Transcribed page data:

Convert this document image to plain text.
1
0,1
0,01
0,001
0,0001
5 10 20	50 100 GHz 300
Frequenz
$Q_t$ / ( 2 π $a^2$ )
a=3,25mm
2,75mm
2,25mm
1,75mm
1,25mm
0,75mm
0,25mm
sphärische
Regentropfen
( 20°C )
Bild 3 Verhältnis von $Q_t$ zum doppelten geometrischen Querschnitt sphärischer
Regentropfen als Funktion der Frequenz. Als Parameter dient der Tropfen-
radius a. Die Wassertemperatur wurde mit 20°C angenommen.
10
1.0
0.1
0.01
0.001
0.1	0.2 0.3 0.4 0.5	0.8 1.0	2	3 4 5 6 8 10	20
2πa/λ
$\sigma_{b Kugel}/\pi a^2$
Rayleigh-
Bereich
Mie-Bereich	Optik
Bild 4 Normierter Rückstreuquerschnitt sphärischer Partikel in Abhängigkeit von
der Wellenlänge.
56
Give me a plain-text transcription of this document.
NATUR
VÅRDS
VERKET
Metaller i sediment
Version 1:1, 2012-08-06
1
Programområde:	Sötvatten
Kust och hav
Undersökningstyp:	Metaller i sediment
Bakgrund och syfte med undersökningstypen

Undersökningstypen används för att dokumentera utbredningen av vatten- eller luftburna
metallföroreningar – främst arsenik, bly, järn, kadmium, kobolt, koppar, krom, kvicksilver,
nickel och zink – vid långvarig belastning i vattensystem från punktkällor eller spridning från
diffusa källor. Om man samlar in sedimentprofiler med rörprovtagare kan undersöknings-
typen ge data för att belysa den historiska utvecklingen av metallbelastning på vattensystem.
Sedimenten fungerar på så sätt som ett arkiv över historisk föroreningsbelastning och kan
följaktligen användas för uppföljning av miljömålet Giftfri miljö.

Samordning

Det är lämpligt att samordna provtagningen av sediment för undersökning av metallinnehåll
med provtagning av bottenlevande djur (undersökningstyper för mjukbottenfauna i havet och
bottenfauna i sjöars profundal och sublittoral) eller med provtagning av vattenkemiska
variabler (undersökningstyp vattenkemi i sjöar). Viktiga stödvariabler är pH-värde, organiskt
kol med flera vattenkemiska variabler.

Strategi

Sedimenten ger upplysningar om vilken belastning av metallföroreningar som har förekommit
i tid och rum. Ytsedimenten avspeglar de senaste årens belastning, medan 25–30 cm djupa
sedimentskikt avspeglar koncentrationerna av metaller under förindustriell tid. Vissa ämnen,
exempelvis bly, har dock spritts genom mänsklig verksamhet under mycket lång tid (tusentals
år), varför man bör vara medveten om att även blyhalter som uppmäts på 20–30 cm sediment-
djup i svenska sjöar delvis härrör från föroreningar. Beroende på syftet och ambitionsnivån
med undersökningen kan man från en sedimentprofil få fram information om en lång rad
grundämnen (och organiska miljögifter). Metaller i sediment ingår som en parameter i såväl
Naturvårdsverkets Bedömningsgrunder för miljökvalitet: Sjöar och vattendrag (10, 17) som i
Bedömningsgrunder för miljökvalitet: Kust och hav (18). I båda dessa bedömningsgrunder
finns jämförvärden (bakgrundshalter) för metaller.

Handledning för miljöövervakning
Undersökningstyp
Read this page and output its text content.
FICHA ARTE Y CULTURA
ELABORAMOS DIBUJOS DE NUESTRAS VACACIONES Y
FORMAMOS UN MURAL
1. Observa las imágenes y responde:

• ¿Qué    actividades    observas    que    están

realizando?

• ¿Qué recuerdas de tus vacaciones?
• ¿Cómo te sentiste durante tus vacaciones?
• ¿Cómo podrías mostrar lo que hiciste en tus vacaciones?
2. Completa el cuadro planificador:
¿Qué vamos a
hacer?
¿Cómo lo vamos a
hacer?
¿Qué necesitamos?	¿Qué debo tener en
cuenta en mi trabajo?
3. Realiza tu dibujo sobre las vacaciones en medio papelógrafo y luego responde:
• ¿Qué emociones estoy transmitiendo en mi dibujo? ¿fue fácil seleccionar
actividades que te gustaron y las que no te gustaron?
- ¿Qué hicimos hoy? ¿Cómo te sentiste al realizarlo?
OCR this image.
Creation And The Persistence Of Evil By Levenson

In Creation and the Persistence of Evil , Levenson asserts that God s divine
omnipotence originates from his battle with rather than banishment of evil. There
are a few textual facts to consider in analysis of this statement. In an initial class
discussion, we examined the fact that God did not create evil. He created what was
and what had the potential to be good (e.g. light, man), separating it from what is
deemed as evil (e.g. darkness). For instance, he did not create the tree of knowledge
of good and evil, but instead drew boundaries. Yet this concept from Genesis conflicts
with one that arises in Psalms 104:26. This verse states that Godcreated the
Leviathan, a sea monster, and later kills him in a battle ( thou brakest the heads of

EXERCISE INSTRUCTIONS: Find "metallföroreningar" in the data above. Report each line where it appears.

COMPLETED TASK:
metallföroreningar – främst arsenik, bly, järn, kadmium, kobolt, koppar, krom, kvicksilver,
Sedimenten ger upplysningar om vilken belastning av metallföroreningar som har förekommit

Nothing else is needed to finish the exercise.